[Collected data]

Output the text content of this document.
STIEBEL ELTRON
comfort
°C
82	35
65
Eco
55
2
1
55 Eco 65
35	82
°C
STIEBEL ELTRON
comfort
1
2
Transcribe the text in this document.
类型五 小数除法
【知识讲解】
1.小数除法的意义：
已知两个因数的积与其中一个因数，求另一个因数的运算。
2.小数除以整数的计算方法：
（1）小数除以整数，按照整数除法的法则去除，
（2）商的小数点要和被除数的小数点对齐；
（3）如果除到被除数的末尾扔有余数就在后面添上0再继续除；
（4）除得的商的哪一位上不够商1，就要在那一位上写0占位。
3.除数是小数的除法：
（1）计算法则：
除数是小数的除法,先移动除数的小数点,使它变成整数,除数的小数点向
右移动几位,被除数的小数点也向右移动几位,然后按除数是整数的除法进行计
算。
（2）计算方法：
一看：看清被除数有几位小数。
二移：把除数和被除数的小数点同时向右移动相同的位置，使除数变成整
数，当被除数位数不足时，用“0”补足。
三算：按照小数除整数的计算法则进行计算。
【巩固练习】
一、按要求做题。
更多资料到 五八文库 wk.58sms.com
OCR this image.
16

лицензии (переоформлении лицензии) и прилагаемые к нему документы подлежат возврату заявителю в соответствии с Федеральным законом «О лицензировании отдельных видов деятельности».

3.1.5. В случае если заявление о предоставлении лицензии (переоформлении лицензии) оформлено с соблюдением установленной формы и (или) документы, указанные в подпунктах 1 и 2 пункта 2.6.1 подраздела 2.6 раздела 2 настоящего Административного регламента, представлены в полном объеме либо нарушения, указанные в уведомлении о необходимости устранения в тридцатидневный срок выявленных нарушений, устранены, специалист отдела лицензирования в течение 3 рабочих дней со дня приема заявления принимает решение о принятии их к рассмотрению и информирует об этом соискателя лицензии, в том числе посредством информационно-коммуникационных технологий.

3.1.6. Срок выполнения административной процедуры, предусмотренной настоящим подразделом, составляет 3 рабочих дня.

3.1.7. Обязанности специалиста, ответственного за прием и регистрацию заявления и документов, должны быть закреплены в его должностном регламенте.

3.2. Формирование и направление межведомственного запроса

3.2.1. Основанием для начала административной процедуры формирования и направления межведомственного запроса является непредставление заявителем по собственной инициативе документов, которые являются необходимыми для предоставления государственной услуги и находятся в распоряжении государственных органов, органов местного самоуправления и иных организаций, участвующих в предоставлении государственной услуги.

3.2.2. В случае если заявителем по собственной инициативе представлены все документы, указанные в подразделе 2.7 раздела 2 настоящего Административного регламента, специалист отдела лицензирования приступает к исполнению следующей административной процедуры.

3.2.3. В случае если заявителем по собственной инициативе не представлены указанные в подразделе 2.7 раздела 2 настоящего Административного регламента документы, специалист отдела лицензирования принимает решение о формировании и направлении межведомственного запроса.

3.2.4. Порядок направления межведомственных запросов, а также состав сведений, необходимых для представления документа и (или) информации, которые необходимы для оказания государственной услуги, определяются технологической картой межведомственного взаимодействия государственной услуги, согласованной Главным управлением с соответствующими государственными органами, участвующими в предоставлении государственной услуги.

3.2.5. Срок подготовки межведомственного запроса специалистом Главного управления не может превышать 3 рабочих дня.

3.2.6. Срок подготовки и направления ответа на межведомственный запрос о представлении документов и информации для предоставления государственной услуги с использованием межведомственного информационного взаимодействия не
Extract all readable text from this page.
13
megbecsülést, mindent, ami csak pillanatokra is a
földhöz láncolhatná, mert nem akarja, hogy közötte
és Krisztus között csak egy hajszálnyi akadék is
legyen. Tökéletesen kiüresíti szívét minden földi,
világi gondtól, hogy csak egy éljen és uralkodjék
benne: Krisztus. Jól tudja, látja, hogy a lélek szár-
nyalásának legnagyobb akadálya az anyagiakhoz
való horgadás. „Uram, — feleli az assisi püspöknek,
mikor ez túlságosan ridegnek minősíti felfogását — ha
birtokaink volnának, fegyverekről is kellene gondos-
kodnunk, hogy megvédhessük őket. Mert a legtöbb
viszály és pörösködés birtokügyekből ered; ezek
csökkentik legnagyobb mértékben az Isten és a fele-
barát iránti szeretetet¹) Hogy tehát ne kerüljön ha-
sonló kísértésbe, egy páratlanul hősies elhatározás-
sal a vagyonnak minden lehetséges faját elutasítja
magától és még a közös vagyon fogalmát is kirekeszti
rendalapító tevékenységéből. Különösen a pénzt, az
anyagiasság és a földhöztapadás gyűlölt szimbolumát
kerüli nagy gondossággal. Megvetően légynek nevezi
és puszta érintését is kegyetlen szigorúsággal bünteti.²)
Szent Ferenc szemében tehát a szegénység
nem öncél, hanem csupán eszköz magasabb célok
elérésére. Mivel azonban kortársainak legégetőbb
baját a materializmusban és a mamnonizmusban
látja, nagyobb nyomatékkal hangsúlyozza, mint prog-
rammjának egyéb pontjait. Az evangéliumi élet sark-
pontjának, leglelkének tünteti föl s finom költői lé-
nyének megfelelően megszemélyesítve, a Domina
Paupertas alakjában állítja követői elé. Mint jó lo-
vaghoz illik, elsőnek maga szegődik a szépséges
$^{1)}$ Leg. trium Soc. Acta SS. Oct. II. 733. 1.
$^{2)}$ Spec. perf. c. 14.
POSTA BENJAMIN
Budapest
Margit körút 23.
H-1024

-- Given problem --
Go through the listing above and list every line that has the word "text".

-- Solution for this task --
Output the text content of this document.
Transcribe the text in this document.
Extract all readable text from this page.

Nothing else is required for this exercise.